• **Input material**
+ + + + +

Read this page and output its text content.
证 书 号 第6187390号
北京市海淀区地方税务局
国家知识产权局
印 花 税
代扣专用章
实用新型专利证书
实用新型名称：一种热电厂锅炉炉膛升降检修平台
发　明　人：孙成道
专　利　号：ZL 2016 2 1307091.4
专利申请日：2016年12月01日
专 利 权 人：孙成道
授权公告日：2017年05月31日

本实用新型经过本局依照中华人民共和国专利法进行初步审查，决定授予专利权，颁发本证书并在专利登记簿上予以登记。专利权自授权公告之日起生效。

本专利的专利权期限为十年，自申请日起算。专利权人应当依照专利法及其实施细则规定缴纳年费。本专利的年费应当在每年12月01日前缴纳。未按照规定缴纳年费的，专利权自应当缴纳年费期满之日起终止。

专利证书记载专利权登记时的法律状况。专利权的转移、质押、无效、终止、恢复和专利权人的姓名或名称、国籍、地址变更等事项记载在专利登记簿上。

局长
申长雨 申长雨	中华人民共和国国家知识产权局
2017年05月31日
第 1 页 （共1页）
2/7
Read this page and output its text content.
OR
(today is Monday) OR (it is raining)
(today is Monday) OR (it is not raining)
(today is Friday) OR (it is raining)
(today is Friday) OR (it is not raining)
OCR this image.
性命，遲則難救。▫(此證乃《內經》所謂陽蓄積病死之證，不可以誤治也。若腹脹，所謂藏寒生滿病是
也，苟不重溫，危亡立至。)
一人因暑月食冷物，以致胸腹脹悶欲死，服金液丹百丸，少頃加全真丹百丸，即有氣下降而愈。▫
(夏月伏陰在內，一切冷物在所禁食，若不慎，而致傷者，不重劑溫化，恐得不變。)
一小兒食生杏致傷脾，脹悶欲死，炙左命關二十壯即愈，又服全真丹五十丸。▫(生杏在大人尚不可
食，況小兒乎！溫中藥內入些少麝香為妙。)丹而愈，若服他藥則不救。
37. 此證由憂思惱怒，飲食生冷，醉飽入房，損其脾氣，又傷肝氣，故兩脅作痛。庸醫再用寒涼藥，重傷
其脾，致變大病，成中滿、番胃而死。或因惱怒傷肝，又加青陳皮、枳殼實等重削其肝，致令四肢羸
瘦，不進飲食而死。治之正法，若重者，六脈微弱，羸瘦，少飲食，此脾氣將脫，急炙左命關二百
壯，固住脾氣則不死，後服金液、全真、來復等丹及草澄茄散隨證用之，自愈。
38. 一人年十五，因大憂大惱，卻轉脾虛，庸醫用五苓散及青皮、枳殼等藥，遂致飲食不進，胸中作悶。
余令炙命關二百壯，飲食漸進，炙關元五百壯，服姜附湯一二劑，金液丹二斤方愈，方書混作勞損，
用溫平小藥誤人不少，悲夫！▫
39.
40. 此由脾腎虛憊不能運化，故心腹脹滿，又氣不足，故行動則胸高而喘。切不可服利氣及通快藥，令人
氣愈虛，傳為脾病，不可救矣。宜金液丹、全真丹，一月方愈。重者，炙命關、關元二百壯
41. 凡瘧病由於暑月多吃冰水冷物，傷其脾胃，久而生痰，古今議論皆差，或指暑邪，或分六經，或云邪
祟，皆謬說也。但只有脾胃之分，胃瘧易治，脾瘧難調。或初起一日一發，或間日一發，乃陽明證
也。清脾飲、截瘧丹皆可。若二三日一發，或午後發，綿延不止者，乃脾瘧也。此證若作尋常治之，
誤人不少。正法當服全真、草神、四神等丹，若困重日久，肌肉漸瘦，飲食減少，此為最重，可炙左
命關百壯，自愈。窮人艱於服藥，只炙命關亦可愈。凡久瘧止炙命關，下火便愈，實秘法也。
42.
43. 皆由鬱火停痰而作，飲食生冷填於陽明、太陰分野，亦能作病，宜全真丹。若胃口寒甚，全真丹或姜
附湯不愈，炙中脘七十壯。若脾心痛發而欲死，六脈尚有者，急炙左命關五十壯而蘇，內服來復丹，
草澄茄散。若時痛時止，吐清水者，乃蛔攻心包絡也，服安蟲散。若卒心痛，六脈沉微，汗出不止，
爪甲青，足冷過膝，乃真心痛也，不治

+ + + + +

• **Exercise description**
In the material above, find the lines that contain "today" and show them.

• **Response to the exercise**
(today is Monday) OR (it is raining)
(today is Monday) OR (it is not raining)
(today is Friday) OR (it is raining)
(today is Friday) OR (it is not raining)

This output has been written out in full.